:: Task description ::
Exactly reproduce each line of the listing that follows.

[A run of records]
━━━━━━━━━━━━━━━━━━━━

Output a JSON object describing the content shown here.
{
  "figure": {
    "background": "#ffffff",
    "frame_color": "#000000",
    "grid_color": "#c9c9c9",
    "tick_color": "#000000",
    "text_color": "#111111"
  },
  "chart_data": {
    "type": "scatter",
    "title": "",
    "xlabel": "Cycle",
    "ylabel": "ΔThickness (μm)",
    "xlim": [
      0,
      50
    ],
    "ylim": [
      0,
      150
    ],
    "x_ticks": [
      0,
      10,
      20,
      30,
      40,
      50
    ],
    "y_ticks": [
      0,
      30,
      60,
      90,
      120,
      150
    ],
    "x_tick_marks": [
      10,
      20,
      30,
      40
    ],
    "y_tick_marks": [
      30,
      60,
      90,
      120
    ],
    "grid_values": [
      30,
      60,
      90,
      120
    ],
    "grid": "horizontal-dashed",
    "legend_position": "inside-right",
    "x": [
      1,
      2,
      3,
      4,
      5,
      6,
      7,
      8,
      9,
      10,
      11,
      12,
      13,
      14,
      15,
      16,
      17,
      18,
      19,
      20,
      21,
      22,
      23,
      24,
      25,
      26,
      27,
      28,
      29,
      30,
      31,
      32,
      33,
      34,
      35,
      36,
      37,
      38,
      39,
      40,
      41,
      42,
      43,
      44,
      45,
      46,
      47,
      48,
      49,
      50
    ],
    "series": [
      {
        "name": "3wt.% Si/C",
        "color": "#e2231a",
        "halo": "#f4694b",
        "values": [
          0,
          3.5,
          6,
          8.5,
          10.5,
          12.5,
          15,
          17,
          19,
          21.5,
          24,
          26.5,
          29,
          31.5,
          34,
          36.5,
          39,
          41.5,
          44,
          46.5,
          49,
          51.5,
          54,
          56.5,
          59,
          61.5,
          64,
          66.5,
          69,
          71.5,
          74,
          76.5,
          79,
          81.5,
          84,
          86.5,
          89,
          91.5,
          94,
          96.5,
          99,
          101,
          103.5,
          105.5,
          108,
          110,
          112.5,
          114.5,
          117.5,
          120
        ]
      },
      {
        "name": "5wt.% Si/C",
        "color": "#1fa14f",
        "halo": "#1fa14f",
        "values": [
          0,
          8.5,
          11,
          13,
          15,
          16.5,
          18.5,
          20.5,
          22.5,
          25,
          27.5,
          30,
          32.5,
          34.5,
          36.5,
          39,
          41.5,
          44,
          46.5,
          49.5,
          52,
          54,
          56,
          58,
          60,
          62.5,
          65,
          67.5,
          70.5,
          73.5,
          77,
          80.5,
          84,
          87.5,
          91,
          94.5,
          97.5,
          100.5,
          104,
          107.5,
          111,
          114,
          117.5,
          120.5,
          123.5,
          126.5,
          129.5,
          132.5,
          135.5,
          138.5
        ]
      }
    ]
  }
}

━━━━━━━━━━━━━━━━━━━━

:: Solution for this problem ::
Output a JSON object describing the content shown here.
{
  "figure": {
    "background": "#ffffff",
    "frame_color": "#000000",
    "grid_color": "#c9c9c9",
    "tick_color": "#000000",
    "text_color": "#111111"
  },
  "chart_data": {
    "type": "scatter",
    "title": "",
    "xlabel": "Cycle",
    "ylabel": "ΔThickness (μm)",
    "xlim": [
      0,
      50
    ],
    "ylim": [
      0,
      150
    ],
    "x_ticks": [
      0,
      10,
      20,
      30,
      40,
      50
    ],
    "y_ticks": [
      0,
      30,
      60,
      90,
      120,
      150
    ],
    "x_tick_marks": [
      10,
      20,
      30,
      40
    ],
    "y_tick_marks": [
      30,
      60,
      90,
      120
    ],
    "grid_values": [
      30,
      60,
      90,
      120
    ],
    "grid": "horizontal-dashed",
    "legend_position": "inside-right",
    "x": [
      1,
      2,
      3,
      4,
      5,
      6,
      7,
      8,
      9,
      10,
      11,
      12,
      13,
      14,
      15,
      16,
      17,
      18,
      19,
      20,
      21,
      22,
      23,
      24,
      25,
      26,
      27,
      28,
      29,
      30,
      31,
      32,
      33,
      34,
      35,
      36,
      37,
      38,
      39,
      40,
      41,
      42,
      43,
      44,
      45,
      46,
      47,
      48,
      49,
      50
    ],
    "series": [
      {
        "name": "3wt.% Si/C",
        "color": "#e2231a",
        "halo": "#f4694b",
        "values": [
          0,
          3.5,
          6,
          8.5,
          10.5,
          12.5,
          15,
          17,
          19,
          21.5,
          24,
          26.5,
          29,
          31.5,
          34,
          36.5,
          39,
          41.5,
          44,
          46.5,
          49,
          51.5,
          54,
          56.5,
          59,
          61.5,
          64,
          66.5,
          69,
          71.5,
          74,
          76.5,
          79,
          81.5,
          84,
          86.5,
          89,
          91.5,
          94,
          96.5,
          99,
          101,
          103.5,
          105.5,
          108,
          110,
          112.5,
          114.5,
          117.5,
          120
        ]
      },
      {
        "name": "5wt.% Si/C",
        "color": "#1fa14f",
        "halo": "#1fa14f",
        "values": [
          0,
          8.5,
          11,
          13,
          15,
          16.5,
          18.5,
          20.5,
          22.5,
          25,
          27.5,
          30,
          32.5,
          34.5,
          36.5,
          39,
          41.5,
          44,
          46.5,
          49.5,
          52,
          54,
          56,
          58,
          60,
          62.5,
          65,
          67.5,
          70.5,
          73.5,
          77,
          80.5,
          84,
          87.5,
          91,
          94.5,
          97.5,
          100.5,
          104,
          107.5,
          111,
          114,
          117.5,
          120.5,
          123.5,
          126.5,
          129.5,
          132.5,
          135.5,
          138.5
        ]
      }
    ]
  }
}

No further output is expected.